Hacettepe hakkındaki metinde "Hepimiz için bir" ifadesini içeren sözcüklerle açılıp "asrın ikinci yarısı." ile kapanan bölümü harfi harfine aktarınız.

### Sunulan metin
● ● ●

Hepimiz için bir kez daha kollarını sıvama vaktidir. Üniversitemiz mezunlarının tüm kuşaklarına dokunmak ve onları bu güçlü çatı altında yeniden bir araya getirerek ülkemizin çağdaş ve demokratik bir düzene girmesinde ve toplum hayatımızın daha özgür, daha adil, daha nitelikli bir yaşam kurmasında akla ve ilme dayalı görüşlerimiz ve projelerimizle beraber çalışma zamanımız gelmiştir.
Hacettepe ve hastahanesi kurulurken, tam yedi mahalle dört büyük cami, mescit, medrese, tarihi konaklar, bir o kadar yatır, türbe istimlak oldu yıkıldı. Bu suretle Ankara’nın dörtte biri haritadan silindi. Sadece vatan şairimiz Mehmet Akif Ersoy’un İstiklal Marşı’mızı yazdığı tarihi evi yıkılmadı. Kurulan yeni üniversite ve sağlık tesislerine “Hacettepe” adı verildi.
Gelelim bu tarihi semtin öyküsüne… Bu öyküyü büyük efemiz Yağcıoğlu Fehmi Efe anlatmış. Tarih pek eski değil onsekizinci asrın ikinci yarısı.

● ● ●

### Gösterilen öğeler
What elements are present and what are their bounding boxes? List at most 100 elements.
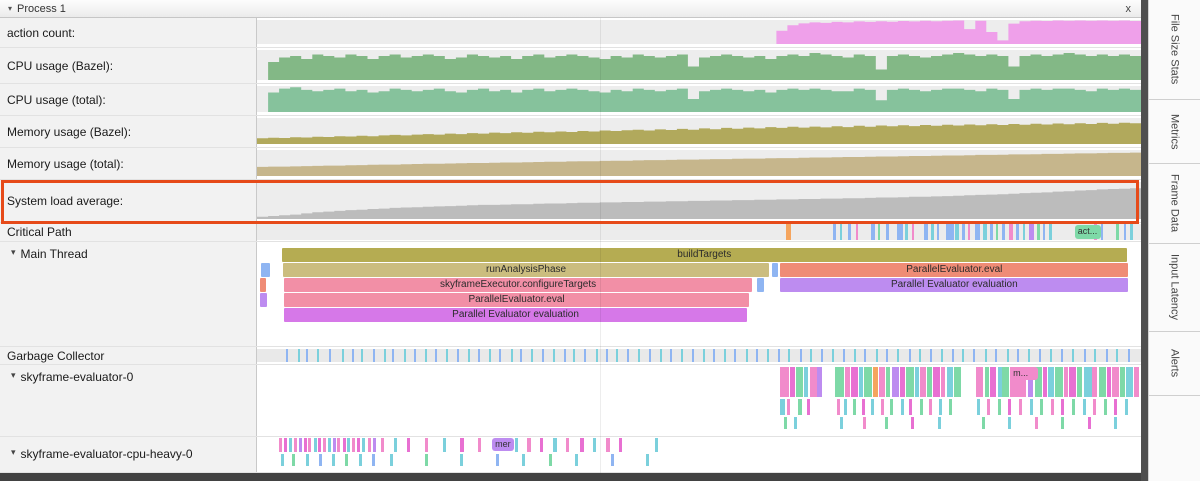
track-chart-sys-load[interactable] (257, 180, 1141, 222)
event-tick[interactable] (286, 349, 289, 362)
event-tick[interactable] (520, 349, 523, 362)
event-tick[interactable] (1072, 399, 1076, 415)
event-tick[interactable] (288, 438, 292, 452)
event-tick[interactable] (317, 438, 321, 452)
flame-slice[interactable]: runAnalysisPhase (283, 263, 770, 277)
event-tick[interactable] (875, 349, 878, 362)
event-tick[interactable] (1039, 349, 1042, 362)
event-tick[interactable] (434, 349, 437, 362)
event-tick[interactable] (941, 349, 944, 362)
event-tick[interactable] (389, 454, 393, 466)
event-tick[interactable] (424, 438, 428, 452)
track-label-cpu-total[interactable]: CPU usage (total): (0, 84, 257, 115)
event-tick[interactable] (989, 224, 993, 240)
event-tick[interactable] (1034, 417, 1038, 429)
event-tick[interactable] (1111, 367, 1119, 397)
event-tick[interactable] (783, 417, 787, 429)
event-tick[interactable] (1119, 367, 1125, 397)
event-tick[interactable] (912, 224, 915, 240)
track-label-mem-total[interactable]: Memory usage (total): (0, 148, 257, 179)
event-tick[interactable] (553, 438, 558, 452)
event-tick[interactable] (873, 367, 879, 397)
event-tick[interactable] (843, 399, 847, 415)
event-tick[interactable] (1009, 224, 1014, 240)
event-tick[interactable] (839, 224, 842, 240)
event-tick[interactable] (871, 224, 876, 240)
flame-slice[interactable] (259, 278, 266, 292)
event-tick[interactable] (831, 349, 834, 362)
event-tick[interactable] (541, 349, 544, 362)
event-tick[interactable] (949, 399, 953, 415)
track-label-action-count[interactable]: action count: (0, 18, 257, 47)
event-tick[interactable] (713, 349, 716, 362)
event-tick[interactable] (305, 349, 308, 362)
event-tick[interactable] (804, 367, 809, 397)
event-tick[interactable] (573, 349, 576, 362)
event-tick[interactable] (996, 224, 999, 240)
flame-slice[interactable]: ParallelEvaluator.eval (780, 263, 1129, 277)
event-tick[interactable] (575, 454, 579, 466)
event-tick[interactable] (460, 454, 464, 466)
event-tick[interactable] (478, 438, 481, 452)
event-tick[interactable] (1061, 417, 1065, 429)
event-tick[interactable] (279, 438, 283, 452)
event-tick[interactable] (997, 367, 1002, 397)
event-tick[interactable] (1125, 399, 1129, 415)
event-tick[interactable] (852, 399, 856, 415)
event-tick[interactable] (844, 367, 850, 397)
event-tick[interactable] (610, 454, 614, 466)
event-tick[interactable] (806, 399, 810, 415)
event-tick[interactable] (327, 438, 331, 452)
event-tick[interactable] (920, 399, 923, 415)
event-tick[interactable] (946, 367, 953, 397)
track-chart-main-thread[interactable]: buildTargets runAnalysisPhase ParallelEval… (257, 242, 1141, 346)
event-tick[interactable] (356, 438, 360, 452)
event-tick[interactable] (1130, 224, 1134, 240)
track-chart-mem-total[interactable] (257, 148, 1141, 179)
process-header[interactable]: ▾ Process 1 x (0, 0, 1141, 18)
event-tick[interactable] (843, 349, 846, 362)
event-tick[interactable] (953, 367, 961, 397)
event-tick[interactable] (531, 349, 534, 362)
event-tick[interactable] (361, 349, 364, 362)
event-tick[interactable] (1124, 224, 1127, 240)
track-label-skyframe-evaluator-cpu-heavy-0[interactable]: ▾ skyframe-evaluator-cpu-heavy-0 (0, 437, 257, 472)
event-tick[interactable] (862, 417, 866, 429)
event-tick[interactable] (1036, 224, 1040, 240)
event-tick[interactable] (756, 349, 759, 362)
event-tick[interactable] (645, 454, 649, 466)
event-tick[interactable] (941, 367, 946, 397)
event-tick[interactable] (1022, 224, 1025, 240)
track-chart-critical-path[interactable]: act... (257, 223, 1141, 241)
event-tick[interactable] (1050, 399, 1054, 415)
track-label-sys-load[interactable]: System load average: (0, 180, 257, 222)
event-tick[interactable] (515, 438, 519, 452)
event-tick[interactable] (886, 367, 891, 397)
event-tick[interactable] (886, 349, 889, 362)
event-tick[interactable] (1019, 399, 1022, 415)
event-tick[interactable] (861, 399, 865, 415)
event-tick[interactable] (945, 224, 954, 240)
event-tick[interactable] (936, 224, 939, 240)
event-tick[interactable] (796, 367, 804, 397)
flame-slice[interactable] (772, 263, 779, 277)
event-tick[interactable] (820, 349, 823, 362)
event-tick[interactable] (937, 417, 941, 429)
event-tick[interactable] (403, 349, 406, 362)
horizontal-scrollbar[interactable] (0, 473, 1141, 481)
tab-input-latency[interactable]: Input Latency (1149, 244, 1200, 332)
event-tick[interactable] (788, 349, 791, 362)
event-tick[interactable] (840, 417, 844, 429)
event-tick[interactable] (847, 224, 851, 240)
event-tick[interactable] (879, 367, 886, 397)
event-tick[interactable] (648, 349, 651, 362)
event-tick[interactable] (358, 454, 362, 466)
event-tick[interactable] (606, 349, 609, 362)
event-tick[interactable] (1077, 367, 1083, 397)
event-tick[interactable] (1116, 349, 1119, 362)
tab-file-size-stats[interactable]: File Size Stats (1149, 0, 1200, 100)
event-tick[interactable] (606, 438, 611, 452)
event-tick[interactable] (891, 367, 899, 397)
event-tick[interactable] (638, 349, 640, 362)
event-tick[interactable] (592, 438, 596, 452)
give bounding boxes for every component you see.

● ● ●

### Alıştırma çıktısı
Hepimiz için bir kez daha kollarını sıvama vaktidir. Üniversitemiz mezunlarının tüm kuşaklarına dokunmak ve onları bu güçlü çatı altında yeniden bir araya getirerek ülkemizin çağdaş ve demokratik bir düzene girmesinde ve toplum hayatımızın daha özgür, daha adil, daha nitelikli bir yaşam kurmasında akla ve ilme dayalı görüşlerimiz ve projelerimizle beraber çalışma zamanımız gelmiştir.
Hacettepe ve hastahanesi kurulurken, tam yedi mahalle dört büyük cami, mescit, medrese, tarihi konaklar, bir o kadar yatır, türbe istimlak oldu yıkıldı. Bu suretle Ankara’nın dörtte biri haritadan silindi. Sadece vatan şairimiz Mehmet Akif Ersoy’un İstiklal Marşı’mızı yazdığı tarihi evi yıkılmadı. Kurulan yeni üniversite ve sağlık tesislerine “Hacettepe” adı verildi.
Gelelim bu tarihi semtin öyküsüne… Bu öyküyü büyük efemiz Yağcıoğlu Fehmi Efe anlatmış. Tarih pek eski değil onsekizinci asrın ikinci yarısı.